Aim of the task: Copy every record below, exactly as written.
*** Data listing ***
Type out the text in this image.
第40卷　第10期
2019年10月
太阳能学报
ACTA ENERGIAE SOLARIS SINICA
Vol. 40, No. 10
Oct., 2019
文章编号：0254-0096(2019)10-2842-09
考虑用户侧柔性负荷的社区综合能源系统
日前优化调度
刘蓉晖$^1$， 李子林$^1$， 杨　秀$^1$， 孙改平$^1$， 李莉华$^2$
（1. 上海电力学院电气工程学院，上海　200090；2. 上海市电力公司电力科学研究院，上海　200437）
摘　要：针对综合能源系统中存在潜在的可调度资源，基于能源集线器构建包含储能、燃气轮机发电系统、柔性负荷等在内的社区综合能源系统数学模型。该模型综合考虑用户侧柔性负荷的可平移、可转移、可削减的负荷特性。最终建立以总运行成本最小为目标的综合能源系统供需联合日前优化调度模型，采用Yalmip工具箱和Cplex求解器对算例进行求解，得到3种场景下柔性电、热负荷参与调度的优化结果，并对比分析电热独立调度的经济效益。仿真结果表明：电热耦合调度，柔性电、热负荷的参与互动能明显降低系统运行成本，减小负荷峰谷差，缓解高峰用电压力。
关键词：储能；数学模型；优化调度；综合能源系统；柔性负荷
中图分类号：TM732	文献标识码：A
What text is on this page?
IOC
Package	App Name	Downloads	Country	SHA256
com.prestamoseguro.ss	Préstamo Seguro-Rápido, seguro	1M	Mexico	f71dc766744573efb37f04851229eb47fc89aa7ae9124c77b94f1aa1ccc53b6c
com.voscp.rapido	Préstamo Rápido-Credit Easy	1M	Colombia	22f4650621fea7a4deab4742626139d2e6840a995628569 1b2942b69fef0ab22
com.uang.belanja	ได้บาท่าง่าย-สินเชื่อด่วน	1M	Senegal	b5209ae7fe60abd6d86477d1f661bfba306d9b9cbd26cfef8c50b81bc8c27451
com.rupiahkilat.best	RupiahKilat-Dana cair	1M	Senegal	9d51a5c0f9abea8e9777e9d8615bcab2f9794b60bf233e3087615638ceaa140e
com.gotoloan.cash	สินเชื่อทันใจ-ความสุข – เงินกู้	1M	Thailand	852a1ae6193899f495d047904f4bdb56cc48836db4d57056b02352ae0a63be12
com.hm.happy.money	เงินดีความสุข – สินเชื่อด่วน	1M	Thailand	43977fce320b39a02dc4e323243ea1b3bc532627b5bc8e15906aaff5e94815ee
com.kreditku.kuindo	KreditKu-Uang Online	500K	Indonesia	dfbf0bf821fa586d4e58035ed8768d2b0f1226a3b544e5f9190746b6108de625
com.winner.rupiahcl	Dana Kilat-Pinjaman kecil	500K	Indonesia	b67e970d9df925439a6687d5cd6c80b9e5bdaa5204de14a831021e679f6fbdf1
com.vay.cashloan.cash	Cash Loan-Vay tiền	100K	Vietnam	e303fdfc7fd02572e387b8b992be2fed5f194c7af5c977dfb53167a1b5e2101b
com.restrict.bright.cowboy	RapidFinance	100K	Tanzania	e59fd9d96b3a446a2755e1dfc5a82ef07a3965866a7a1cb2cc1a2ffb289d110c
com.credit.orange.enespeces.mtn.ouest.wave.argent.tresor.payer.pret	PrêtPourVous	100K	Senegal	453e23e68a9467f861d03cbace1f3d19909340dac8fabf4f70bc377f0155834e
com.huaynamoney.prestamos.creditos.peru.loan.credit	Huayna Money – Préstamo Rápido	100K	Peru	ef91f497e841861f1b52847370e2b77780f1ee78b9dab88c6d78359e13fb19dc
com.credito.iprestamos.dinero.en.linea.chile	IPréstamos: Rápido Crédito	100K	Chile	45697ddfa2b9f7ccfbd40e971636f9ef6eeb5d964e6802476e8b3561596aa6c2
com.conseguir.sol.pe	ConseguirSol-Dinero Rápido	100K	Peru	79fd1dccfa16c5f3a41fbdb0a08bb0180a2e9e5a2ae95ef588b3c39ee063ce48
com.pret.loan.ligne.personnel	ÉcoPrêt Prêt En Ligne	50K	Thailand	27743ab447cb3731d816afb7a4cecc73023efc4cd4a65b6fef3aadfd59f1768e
***
Answer to the task:
Type out the text in this image.
第40卷　第10期
2019年10月
太阳能学报
ACTA ENERGIAE SOLARIS SINICA
Vol. 40, No. 10
Oct., 2019
文章编号：0254-0096(2019)10-2842-09
考虑用户侧柔性负荷的社区综合能源系统
日前优化调度
刘蓉晖$^1$， 李子林$^1$， 杨　秀$^1$， 孙改平$^1$， 李莉华$^2$
（1. 上海电力学院电气工程学院，上海　200090；2. 上海市电力公司电力科学研究院，上海　200437）
摘　要：针对综合能源系统中存在潜在的可调度资源，基于能源集线器构建包含储能、燃气轮机发电系统、柔性负荷等在内的社区综合能源系统数学模型。该模型综合考虑用户侧柔性负荷的可平移、可转移、可削减的负荷特性。最终建立以总运行成本最小为目标的综合能源系统供需联合日前优化调度模型，采用Yalmip工具箱和Cplex求解器对算例进行求解，得到3种场景下柔性电、热负荷参与调度的优化结果，并对比分析电热独立调度的经济效益。仿真结果表明：电热耦合调度，柔性电、热负荷的参与互动能明显降低系统运行成本，减小负荷峰谷差，缓解高峰用电压力。
关键词：储能；数学模型；优化调度；综合能源系统；柔性负荷
中图分类号：TM732	文献标识码：A
What text is on this page?
IOC
Package	App Name	Downloads	Country	SHA256
com.prestamoseguro.ss	Préstamo Seguro-Rápido, seguro	1M	Mexico	f71dc766744573efb37f04851229eb47fc89aa7ae9124c77b94f1aa1ccc53b6c
com.voscp.rapido	Préstamo Rápido-Credit Easy	1M	Colombia	22f4650621fea7a4deab4742626139d2e6840a995628569 1b2942b69fef0ab22
com.uang.belanja	ได้บาท่าง่าย-สินเชื่อด่วน	1M	Senegal	b5209ae7fe60abd6d86477d1f661bfba306d9b9cbd26cfef8c50b81bc8c27451
com.rupiahkilat.best	RupiahKilat-Dana cair	1M	Senegal	9d51a5c0f9abea8e9777e9d8615bcab2f9794b60bf233e3087615638ceaa140e
com.gotoloan.cash	สินเชื่อทันใจ-ความสุข – เงินกู้	1M	Thailand	852a1ae6193899f495d047904f4bdb56cc48836db4d57056b02352ae0a63be12
com.hm.happy.money	เงินดีความสุข – สินเชื่อด่วน	1M	Thailand	43977fce320b39a02dc4e323243ea1b3bc532627b5bc8e15906aaff5e94815ee
com.kreditku.kuindo	KreditKu-Uang Online	500K	Indonesia	dfbf0bf821fa586d4e58035ed8768d2b0f1226a3b544e5f9190746b6108de625
com.winner.rupiahcl	Dana Kilat-Pinjaman kecil	500K	Indonesia	b67e970d9df925439a6687d5cd6c80b9e5bdaa5204de14a831021e679f6fbdf1
com.vay.cashloan.cash	Cash Loan-Vay tiền	100K	Vietnam	e303fdfc7fd02572e387b8b992be2fed5f194c7af5c977dfb53167a1b5e2101b
com.restrict.bright.cowboy	RapidFinance	100K	Tanzania	e59fd9d96b3a446a2755e1dfc5a82ef07a3965866a7a1cb2cc1a2ffb289d110c
com.credit.orange.enespeces.mtn.ouest.wave.argent.tresor.payer.pret	PrêtPourVous	100K	Senegal	453e23e68a9467f861d03cbace1f3d19909340dac8fabf4f70bc377f0155834e
com.huaynamoney.prestamos.creditos.peru.loan.credit	Huayna Money – Préstamo Rápido	100K	Peru	ef91f497e841861f1b52847370e2b77780f1ee78b9dab88c6d78359e13fb19dc
com.credito.iprestamos.dinero.en.linea.chile	IPréstamos: Rápido Crédito	100K	Chile	45697ddfa2b9f7ccfbd40e971636f9ef6eeb5d964e6802476e8b3561596aa6c2
com.conseguir.sol.pe	ConseguirSol-Dinero Rápido	100K	Peru	79fd1dccfa16c5f3a41fbdb0a08bb0180a2e9e5a2ae95ef588b3c39ee063ce48
com.pret.loan.ligne.personnel	ÉcoPrêt Prêt En Ligne	50K	Thailand	27743ab447cb3731d816afb7a4cecc73023efc4cd4a65b6fef3aadfd59f1768e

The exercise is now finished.